TASK INSTRUCTIONS. Gather all lines from the material that contain the word "name".

EXERCISE MATERIALS.
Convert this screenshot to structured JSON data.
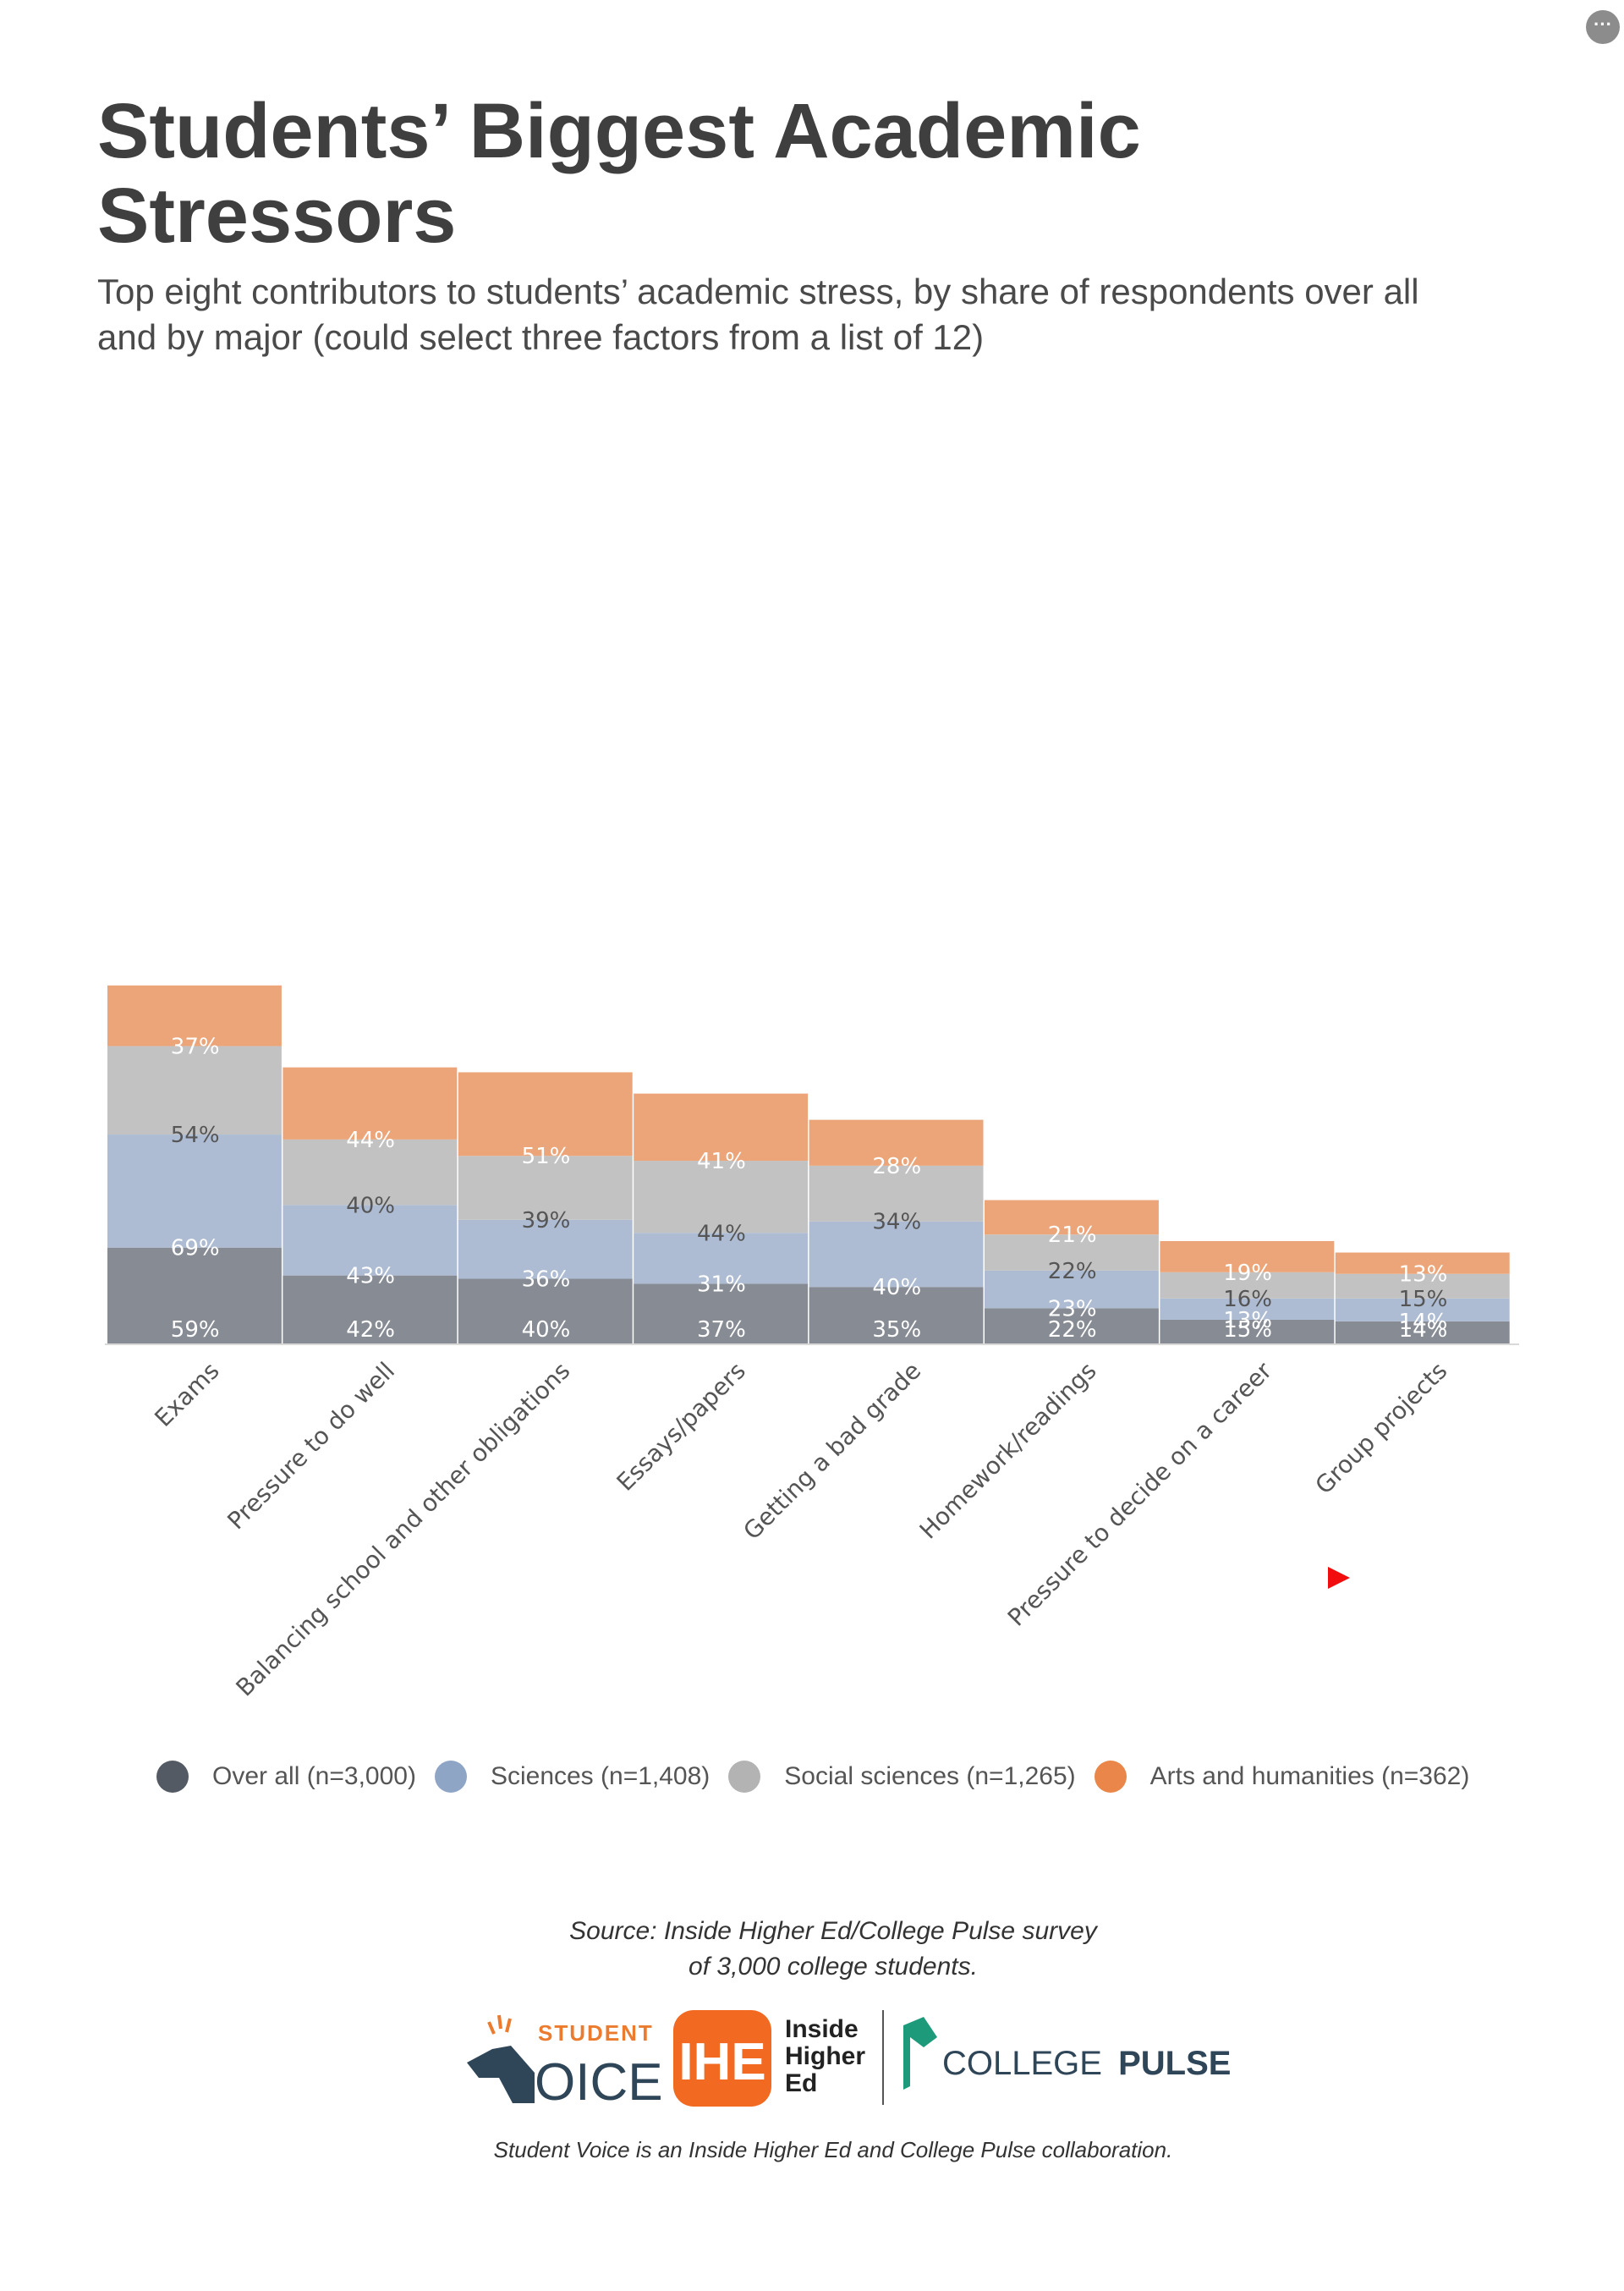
{
  "menu_icon": "more-horizontal-icon",
  "title": "Students’ Biggest Academic Stressors",
  "subtitle": "Top eight contributors to students’ academic stress, by share of respondents over all and by major (could select three factors from a list of 12)",
  "chart_data": {
    "type": "bar",
    "stacked": true,
    "categories": [
      "Exams",
      "Pressure to do well",
      "Balancing school and other obligations",
      "Essays/papers",
      "Getting a bad grade",
      "Homework/readings",
      "Pressure to decide on a career",
      "Group projects"
    ],
    "series": [
      {
        "name": "Over all (n=3,000)",
        "color": "#878c94",
        "values": [
          59,
          42,
          40,
          37,
          35,
          22,
          15,
          14
        ]
      },
      {
        "name": "Sciences (n=1,408)",
        "color": "#adbcd3",
        "values": [
          69,
          43,
          36,
          31,
          40,
          23,
          13,
          14
        ]
      },
      {
        "name": "Social sciences (n=1,265)",
        "color": "#c2c2c2",
        "values": [
          54,
          40,
          39,
          44,
          34,
          22,
          16,
          15
        ]
      },
      {
        "name": "Arts and humanities (n=362)",
        "color": "#eca578",
        "values": [
          37,
          44,
          51,
          41,
          28,
          21,
          19,
          13
        ]
      }
    ],
    "legend_position": "bottom",
    "grid": false,
    "value_labels": true
  },
  "legend_dot_colors": [
    "#535a63",
    "#8fa5c6",
    "#b3b3b3",
    "#ea8649"
  ],
  "source": {
    "line1": "Source: Inside Higher Ed/College Pulse survey",
    "line2": "of 3,000 college students."
  },
  "logos": {
    "student_voice_top": "STUDENT",
    "student_voice_bottom": "OICE",
    "ihe_mark": "IHE",
    "ihe_line1": "Inside",
    "ihe_line2": "Higher",
    "ihe_line3": "Ed",
    "college_pulse_1": "COLLEGE",
    "college_pulse_2": "PULSE"
  },
  "footer": "Student Voice is an Inside Higher Ed and College Pulse collaboration."
}
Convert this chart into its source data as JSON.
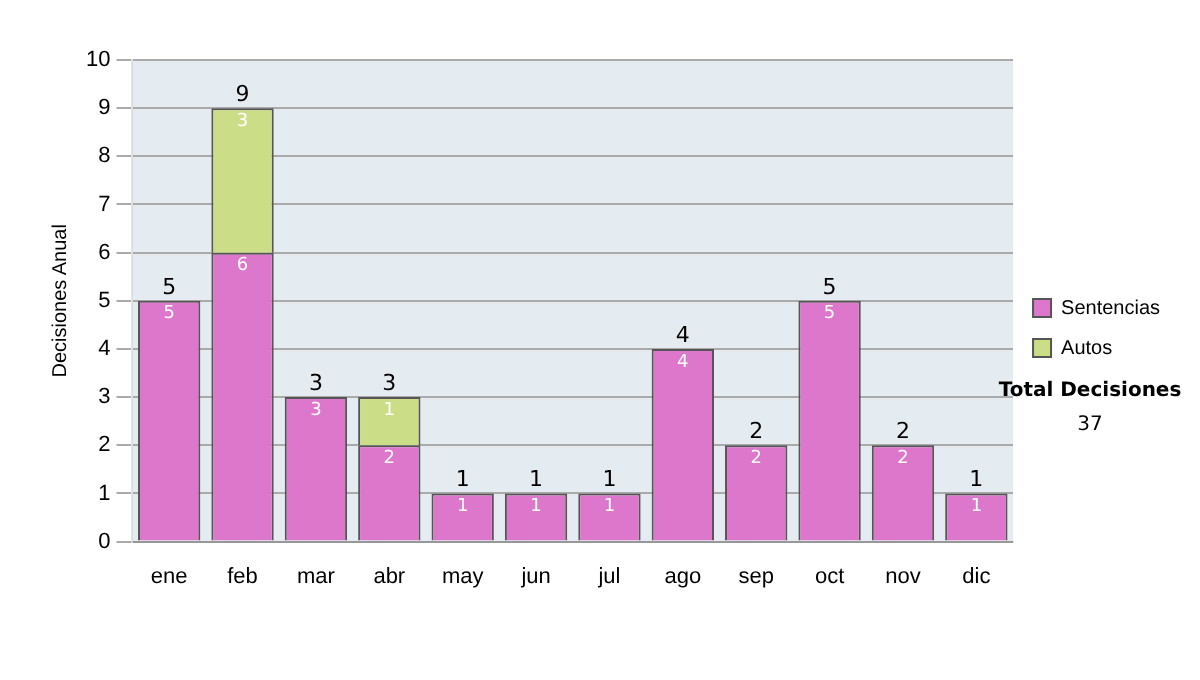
{
  "chart_data": {
    "type": "bar",
    "stacked": true,
    "ylabel": "Decisiones Anual",
    "categories": [
      "ene",
      "feb",
      "mar",
      "abr",
      "may",
      "jun",
      "jul",
      "ago",
      "sep",
      "oct",
      "nov",
      "dic"
    ],
    "series": [
      {
        "name": "Sentencias",
        "color": "#dd77cc",
        "values": [
          5,
          6,
          3,
          2,
          1,
          1,
          1,
          4,
          2,
          5,
          2,
          1
        ]
      },
      {
        "name": "Autos",
        "color": "#ccdd88",
        "values": [
          null,
          3,
          null,
          1,
          null,
          null,
          null,
          null,
          null,
          null,
          null,
          null
        ]
      }
    ],
    "ylim": [
      0,
      10
    ],
    "yticks": [
      0,
      1,
      2,
      3,
      4,
      5,
      6,
      7,
      8,
      9,
      10
    ],
    "grid": "y",
    "legend": "right",
    "data_labels": true,
    "totals": [
      "5",
      "9",
      "3",
      "3",
      "1",
      "1",
      "1",
      "4",
      "2",
      "5",
      "2",
      "1"
    ],
    "annotations": [
      "Total Decisiones",
      "37"
    ]
  }
}
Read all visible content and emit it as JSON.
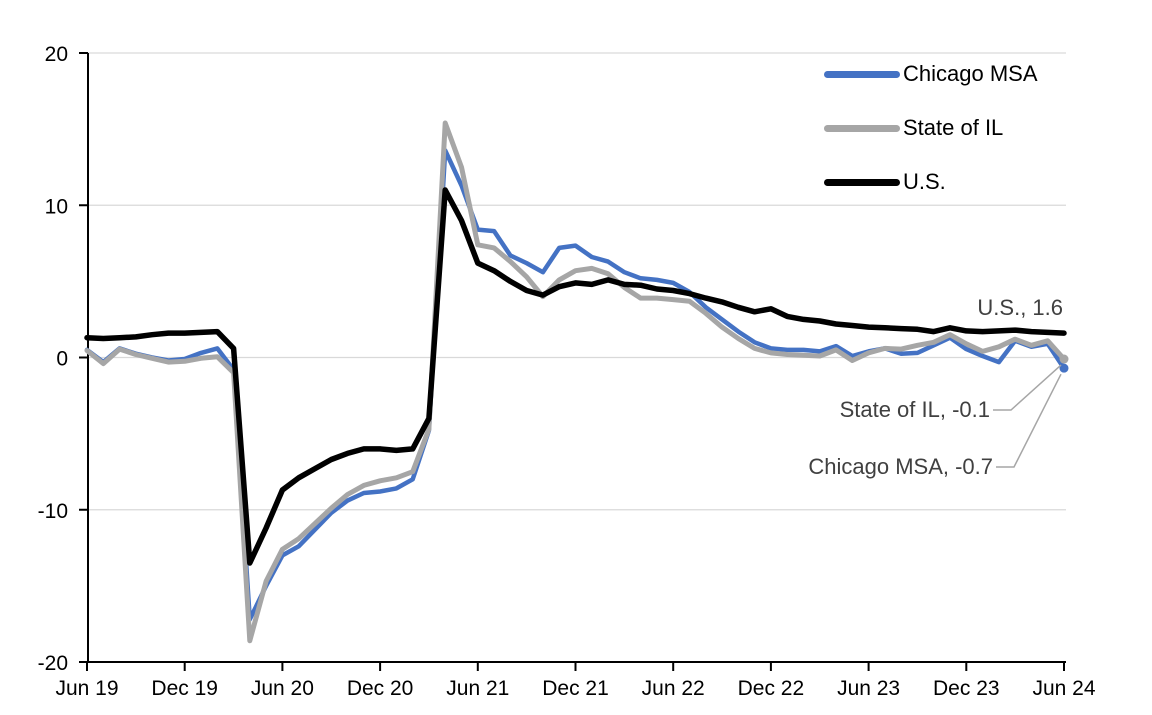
{
  "chart_data": {
    "type": "line",
    "title": "",
    "xlabel": "",
    "ylabel": "",
    "frequency": "monthly",
    "x_range": [
      "Jun 19",
      "Jun 24"
    ],
    "x_tick_labels": [
      "Jun 19",
      "Dec 19",
      "Jun 20",
      "Dec 20",
      "Jun 21",
      "Dec 21",
      "Jun 22",
      "Dec 22",
      "Jun 23",
      "Dec 23",
      "Jun 24"
    ],
    "ylim": [
      -20,
      20
    ],
    "yticks": [
      20,
      10,
      0,
      -10,
      -20
    ],
    "grid": "horizontal",
    "gridline_color": "#D9D9D9",
    "axis_color": "#000000",
    "legend_position": "top-right",
    "series": [
      {
        "name": "Chicago MSA",
        "color": "#4472C4",
        "stroke_width": 4.5,
        "end_marker": true,
        "values": [
          0.5,
          -0.3,
          0.6,
          0.25,
          0.0,
          -0.2,
          -0.1,
          0.3,
          0.6,
          -0.8,
          -17.2,
          -15.0,
          -13.0,
          -12.4,
          -11.3,
          -10.2,
          -9.4,
          -8.9,
          -8.8,
          -8.6,
          -8.0,
          -4.8,
          13.6,
          11.3,
          8.4,
          8.3,
          6.7,
          6.2,
          5.6,
          7.2,
          7.35,
          6.6,
          6.3,
          5.6,
          5.2,
          5.1,
          4.9,
          4.3,
          3.3,
          2.5,
          1.7,
          1.0,
          0.6,
          0.5,
          0.5,
          0.4,
          0.75,
          0.1,
          0.4,
          0.6,
          0.25,
          0.3,
          0.8,
          1.3,
          0.55,
          0.1,
          -0.3,
          1.1,
          0.7,
          0.9,
          -0.7
        ]
      },
      {
        "name": "State of IL",
        "color": "#A6A6A6",
        "stroke_width": 5,
        "end_marker": true,
        "values": [
          0.45,
          -0.4,
          0.55,
          0.2,
          -0.05,
          -0.3,
          -0.25,
          -0.05,
          0.05,
          -1.0,
          -18.6,
          -14.7,
          -12.6,
          -11.9,
          -10.9,
          -9.9,
          -9.0,
          -8.4,
          -8.1,
          -7.9,
          -7.5,
          -4.7,
          15.4,
          12.5,
          7.4,
          7.2,
          6.3,
          5.3,
          4.0,
          5.1,
          5.7,
          5.85,
          5.5,
          4.6,
          3.9,
          3.9,
          3.8,
          3.7,
          2.9,
          2.0,
          1.25,
          0.6,
          0.3,
          0.2,
          0.15,
          0.1,
          0.5,
          -0.2,
          0.3,
          0.6,
          0.55,
          0.8,
          1.0,
          1.5,
          0.9,
          0.4,
          0.7,
          1.2,
          0.8,
          1.1,
          -0.1
        ]
      },
      {
        "name": "U.S.",
        "color": "#000000",
        "stroke_width": 5.5,
        "end_marker": false,
        "values": [
          1.3,
          1.25,
          1.3,
          1.35,
          1.5,
          1.6,
          1.6,
          1.65,
          1.7,
          0.6,
          -13.5,
          -11.2,
          -8.7,
          -7.9,
          -7.3,
          -6.7,
          -6.3,
          -6.0,
          -6.0,
          -6.1,
          -6.0,
          -4.0,
          11.0,
          9.0,
          6.2,
          5.7,
          5.0,
          4.4,
          4.1,
          4.65,
          4.9,
          4.8,
          5.1,
          4.8,
          4.75,
          4.5,
          4.4,
          4.2,
          3.9,
          3.65,
          3.3,
          3.0,
          3.2,
          2.7,
          2.5,
          2.4,
          2.2,
          2.1,
          2.0,
          1.95,
          1.9,
          1.85,
          1.7,
          1.95,
          1.75,
          1.7,
          1.75,
          1.8,
          1.7,
          1.65,
          1.6
        ]
      }
    ],
    "annotations": [
      {
        "id": "us",
        "text": "U.S., 1.6",
        "series": "U.S.",
        "value": 1.6,
        "leader": false
      },
      {
        "id": "il",
        "text": "State of IL, -0.1",
        "series": "State of IL",
        "value": -0.1,
        "leader": true
      },
      {
        "id": "chicago",
        "text": "Chicago MSA, -0.7",
        "series": "Chicago MSA",
        "value": -0.7,
        "leader": true
      }
    ],
    "leader_line_color": "#A6A6A6"
  }
}
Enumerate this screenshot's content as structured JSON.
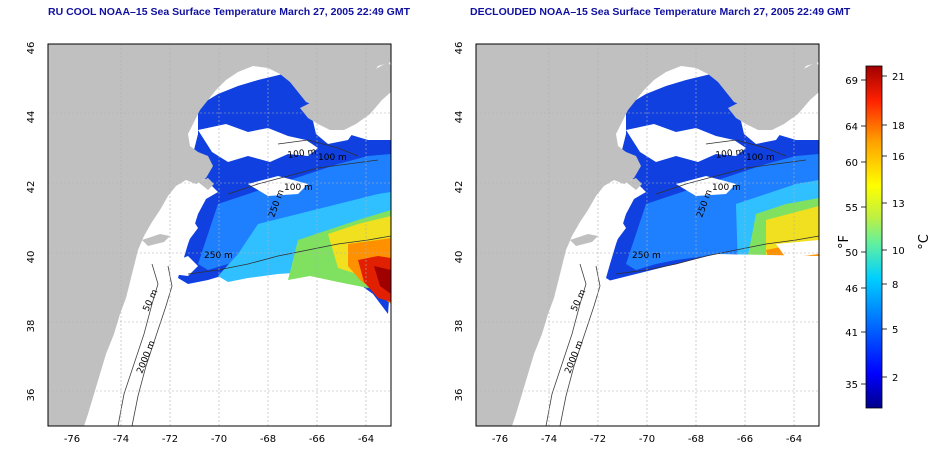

CORRECT RESPONSE.
        "name": "Over all (n=3,000)",
        "name": "Sciences (n=1,408)",
        "name": "Social sciences (n=1,265)",
        "name": "Arts and humanities (n=362)",
        "name": "Sentencias",
        "name": "Autos",
        "name": "Chicago MSA",
        "name": "State of IL",
        "name": "U.S.",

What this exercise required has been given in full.